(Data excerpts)
__________________________________________________

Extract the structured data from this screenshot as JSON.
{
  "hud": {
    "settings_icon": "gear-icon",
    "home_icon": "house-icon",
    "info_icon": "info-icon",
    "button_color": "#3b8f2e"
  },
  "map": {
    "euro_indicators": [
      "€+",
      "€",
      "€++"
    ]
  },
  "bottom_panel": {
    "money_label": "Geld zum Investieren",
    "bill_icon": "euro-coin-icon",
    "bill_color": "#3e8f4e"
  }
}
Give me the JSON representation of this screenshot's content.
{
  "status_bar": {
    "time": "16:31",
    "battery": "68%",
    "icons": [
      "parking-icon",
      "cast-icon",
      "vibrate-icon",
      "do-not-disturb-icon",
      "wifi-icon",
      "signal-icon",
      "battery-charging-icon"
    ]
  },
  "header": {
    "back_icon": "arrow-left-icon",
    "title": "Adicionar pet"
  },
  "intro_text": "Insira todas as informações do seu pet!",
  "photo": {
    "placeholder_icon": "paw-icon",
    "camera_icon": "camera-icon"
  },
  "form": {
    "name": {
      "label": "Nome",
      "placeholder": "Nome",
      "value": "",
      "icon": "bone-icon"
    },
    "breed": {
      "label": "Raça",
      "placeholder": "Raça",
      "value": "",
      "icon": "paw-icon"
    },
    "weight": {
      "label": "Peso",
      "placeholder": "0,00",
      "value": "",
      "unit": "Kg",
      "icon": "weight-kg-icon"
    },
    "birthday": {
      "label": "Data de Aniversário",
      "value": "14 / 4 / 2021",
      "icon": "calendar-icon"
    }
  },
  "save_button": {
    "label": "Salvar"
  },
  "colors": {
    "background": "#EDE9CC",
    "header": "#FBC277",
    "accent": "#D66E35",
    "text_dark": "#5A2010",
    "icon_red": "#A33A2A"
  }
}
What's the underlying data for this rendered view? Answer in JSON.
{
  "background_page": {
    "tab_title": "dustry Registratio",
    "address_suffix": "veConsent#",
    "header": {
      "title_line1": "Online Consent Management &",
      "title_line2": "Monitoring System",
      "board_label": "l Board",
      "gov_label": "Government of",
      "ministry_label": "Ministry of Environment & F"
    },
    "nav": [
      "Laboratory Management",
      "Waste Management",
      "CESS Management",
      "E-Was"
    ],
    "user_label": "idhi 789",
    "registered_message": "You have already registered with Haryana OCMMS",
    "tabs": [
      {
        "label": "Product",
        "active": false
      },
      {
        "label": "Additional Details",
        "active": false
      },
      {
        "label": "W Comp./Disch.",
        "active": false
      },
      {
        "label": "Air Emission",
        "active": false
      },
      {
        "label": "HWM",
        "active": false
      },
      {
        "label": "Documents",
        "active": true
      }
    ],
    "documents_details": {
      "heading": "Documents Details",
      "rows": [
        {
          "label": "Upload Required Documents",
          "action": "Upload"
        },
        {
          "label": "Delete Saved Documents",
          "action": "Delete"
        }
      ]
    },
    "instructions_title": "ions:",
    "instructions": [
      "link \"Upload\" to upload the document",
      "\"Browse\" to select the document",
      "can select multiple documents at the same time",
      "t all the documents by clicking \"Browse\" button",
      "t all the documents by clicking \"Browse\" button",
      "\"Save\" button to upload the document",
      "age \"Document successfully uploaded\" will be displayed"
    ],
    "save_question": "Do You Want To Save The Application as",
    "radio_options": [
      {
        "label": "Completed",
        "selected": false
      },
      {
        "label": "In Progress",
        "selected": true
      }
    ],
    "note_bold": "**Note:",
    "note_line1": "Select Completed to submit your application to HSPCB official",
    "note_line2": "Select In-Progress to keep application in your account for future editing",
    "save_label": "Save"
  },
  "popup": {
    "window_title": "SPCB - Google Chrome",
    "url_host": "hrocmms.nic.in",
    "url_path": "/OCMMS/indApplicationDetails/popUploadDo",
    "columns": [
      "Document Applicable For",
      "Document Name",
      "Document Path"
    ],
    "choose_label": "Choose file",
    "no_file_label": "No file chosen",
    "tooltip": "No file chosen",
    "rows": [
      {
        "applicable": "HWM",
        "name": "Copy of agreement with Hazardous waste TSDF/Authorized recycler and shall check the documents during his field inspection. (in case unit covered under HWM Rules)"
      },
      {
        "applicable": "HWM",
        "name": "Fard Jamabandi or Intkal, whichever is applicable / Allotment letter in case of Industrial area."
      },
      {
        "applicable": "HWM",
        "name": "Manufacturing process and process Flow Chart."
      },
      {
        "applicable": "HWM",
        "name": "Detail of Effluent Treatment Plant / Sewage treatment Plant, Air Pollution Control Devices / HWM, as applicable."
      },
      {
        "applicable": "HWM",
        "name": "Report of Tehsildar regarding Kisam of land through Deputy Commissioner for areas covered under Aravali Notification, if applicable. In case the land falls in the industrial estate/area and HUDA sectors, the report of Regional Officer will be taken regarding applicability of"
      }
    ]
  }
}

__________________________________________________

_AIM OF THE EXERCISE_: Scan the data for the word "Management" and copy every line where it shows up.

_SOLUTION_:
      "title_line1": "Online Consent Management &",
      "Laboratory Management",
      "Waste Management",
      "CESS Management",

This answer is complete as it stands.